The request: Among the lines below, count those containing the word "Завет". Give the number only.

Dataset entries:
***

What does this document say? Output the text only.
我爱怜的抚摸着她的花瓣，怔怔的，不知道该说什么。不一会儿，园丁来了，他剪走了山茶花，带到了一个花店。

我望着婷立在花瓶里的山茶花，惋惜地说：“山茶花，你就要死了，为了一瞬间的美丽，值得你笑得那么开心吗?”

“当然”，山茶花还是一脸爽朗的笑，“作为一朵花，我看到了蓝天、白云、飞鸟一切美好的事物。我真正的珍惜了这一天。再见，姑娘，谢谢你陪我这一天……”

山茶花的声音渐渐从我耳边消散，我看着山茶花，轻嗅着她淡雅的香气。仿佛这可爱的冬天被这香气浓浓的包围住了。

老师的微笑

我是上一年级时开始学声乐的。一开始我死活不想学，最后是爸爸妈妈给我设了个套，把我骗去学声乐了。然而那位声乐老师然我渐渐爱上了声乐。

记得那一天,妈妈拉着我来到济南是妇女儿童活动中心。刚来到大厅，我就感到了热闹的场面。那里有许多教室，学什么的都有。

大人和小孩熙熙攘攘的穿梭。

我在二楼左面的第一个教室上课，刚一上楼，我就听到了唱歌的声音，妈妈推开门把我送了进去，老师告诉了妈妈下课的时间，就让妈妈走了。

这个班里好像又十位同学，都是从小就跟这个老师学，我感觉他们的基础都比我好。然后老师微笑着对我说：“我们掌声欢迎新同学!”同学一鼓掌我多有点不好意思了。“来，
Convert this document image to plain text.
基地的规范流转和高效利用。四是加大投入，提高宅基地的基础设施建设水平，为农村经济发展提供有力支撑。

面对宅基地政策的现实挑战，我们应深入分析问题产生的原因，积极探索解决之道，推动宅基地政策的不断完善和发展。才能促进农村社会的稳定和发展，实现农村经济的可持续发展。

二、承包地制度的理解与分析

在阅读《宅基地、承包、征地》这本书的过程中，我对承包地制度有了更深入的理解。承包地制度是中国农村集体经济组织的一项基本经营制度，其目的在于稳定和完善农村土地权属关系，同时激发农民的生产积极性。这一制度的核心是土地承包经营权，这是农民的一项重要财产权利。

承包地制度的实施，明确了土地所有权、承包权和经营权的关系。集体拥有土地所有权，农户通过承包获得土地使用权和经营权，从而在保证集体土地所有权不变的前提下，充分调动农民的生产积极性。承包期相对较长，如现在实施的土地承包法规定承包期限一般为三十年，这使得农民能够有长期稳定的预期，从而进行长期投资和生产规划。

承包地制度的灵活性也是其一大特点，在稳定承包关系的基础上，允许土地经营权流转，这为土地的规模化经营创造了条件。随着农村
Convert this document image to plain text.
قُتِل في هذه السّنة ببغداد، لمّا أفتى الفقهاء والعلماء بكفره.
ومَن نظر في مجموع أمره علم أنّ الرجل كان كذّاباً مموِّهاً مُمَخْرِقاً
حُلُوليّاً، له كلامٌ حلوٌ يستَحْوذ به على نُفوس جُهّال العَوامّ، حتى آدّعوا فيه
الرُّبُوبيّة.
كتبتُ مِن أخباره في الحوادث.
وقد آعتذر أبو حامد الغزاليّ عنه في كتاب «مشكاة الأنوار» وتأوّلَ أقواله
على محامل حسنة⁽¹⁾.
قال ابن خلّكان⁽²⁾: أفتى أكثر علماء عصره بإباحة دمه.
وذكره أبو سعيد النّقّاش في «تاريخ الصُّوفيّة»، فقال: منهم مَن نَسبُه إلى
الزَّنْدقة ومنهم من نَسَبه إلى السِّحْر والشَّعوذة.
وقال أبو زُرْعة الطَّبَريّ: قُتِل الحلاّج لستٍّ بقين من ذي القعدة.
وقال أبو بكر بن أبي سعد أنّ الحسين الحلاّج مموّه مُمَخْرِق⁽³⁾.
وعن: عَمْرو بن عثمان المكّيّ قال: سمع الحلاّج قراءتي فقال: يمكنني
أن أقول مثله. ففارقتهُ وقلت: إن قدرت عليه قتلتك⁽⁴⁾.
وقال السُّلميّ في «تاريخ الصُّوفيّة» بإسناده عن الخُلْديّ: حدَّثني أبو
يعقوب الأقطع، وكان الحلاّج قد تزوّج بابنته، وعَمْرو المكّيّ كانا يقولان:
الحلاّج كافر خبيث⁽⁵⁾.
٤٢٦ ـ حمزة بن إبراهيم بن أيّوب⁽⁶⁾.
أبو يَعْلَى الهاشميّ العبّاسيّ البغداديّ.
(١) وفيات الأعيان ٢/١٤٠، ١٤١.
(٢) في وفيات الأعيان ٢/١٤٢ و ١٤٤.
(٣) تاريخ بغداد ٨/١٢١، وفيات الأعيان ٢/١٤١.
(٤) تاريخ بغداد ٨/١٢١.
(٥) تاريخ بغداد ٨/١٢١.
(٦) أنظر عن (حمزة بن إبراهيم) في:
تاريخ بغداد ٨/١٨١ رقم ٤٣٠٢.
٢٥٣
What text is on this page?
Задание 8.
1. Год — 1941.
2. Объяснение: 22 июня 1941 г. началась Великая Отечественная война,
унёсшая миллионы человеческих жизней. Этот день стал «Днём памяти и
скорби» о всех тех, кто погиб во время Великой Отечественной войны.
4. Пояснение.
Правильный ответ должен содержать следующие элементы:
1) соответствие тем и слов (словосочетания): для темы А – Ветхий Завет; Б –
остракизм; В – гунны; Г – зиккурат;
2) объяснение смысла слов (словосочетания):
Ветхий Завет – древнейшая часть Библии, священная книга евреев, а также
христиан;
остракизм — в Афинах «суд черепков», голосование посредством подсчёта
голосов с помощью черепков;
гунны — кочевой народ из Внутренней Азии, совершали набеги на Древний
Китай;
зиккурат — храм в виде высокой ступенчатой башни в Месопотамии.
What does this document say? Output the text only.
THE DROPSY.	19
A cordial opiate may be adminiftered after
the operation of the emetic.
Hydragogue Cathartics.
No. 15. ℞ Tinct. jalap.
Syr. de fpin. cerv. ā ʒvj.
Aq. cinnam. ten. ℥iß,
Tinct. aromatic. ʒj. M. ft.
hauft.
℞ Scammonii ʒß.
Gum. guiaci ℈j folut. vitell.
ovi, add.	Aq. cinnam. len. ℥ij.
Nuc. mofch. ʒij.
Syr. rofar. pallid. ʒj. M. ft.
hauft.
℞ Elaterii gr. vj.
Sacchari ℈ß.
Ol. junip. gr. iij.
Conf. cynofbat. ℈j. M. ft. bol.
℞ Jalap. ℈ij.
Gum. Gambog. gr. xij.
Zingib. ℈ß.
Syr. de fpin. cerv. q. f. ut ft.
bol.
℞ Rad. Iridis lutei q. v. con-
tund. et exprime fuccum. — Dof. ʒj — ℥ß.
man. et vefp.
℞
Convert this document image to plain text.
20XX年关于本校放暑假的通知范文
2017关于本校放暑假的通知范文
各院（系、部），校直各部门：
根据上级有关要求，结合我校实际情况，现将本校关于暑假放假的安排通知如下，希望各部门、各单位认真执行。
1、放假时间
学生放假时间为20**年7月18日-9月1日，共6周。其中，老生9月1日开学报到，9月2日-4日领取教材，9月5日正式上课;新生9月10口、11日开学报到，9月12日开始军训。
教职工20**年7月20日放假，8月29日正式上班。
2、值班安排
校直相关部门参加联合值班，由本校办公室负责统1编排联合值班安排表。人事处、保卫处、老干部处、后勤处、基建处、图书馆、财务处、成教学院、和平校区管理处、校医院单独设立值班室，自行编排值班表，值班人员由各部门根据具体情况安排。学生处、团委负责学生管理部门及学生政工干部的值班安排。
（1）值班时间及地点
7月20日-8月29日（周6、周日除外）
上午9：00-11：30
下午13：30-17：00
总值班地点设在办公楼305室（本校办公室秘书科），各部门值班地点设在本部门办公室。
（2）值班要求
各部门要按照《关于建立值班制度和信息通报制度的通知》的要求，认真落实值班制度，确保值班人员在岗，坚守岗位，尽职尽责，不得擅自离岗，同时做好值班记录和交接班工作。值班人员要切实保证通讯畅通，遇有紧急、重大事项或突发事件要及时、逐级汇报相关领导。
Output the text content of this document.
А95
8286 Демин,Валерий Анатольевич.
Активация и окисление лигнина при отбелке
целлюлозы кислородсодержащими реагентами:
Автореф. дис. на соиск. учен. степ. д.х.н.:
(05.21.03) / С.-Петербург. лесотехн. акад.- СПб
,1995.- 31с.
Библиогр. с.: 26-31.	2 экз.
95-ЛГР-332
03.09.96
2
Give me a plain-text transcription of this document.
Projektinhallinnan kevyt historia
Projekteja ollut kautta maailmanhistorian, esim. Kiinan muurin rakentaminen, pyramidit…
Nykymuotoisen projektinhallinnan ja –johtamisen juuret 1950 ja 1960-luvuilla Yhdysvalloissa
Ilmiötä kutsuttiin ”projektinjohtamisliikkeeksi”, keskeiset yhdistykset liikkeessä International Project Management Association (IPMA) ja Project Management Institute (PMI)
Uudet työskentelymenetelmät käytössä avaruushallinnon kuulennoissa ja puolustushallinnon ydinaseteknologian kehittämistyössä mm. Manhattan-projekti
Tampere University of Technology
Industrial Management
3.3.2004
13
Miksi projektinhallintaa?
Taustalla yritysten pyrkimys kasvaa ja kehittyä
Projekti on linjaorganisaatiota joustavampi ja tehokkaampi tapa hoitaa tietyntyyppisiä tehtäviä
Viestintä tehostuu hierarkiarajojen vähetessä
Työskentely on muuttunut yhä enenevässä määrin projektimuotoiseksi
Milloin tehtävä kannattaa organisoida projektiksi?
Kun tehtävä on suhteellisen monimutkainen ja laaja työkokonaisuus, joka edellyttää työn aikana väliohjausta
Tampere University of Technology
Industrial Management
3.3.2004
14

***

Complete output: 2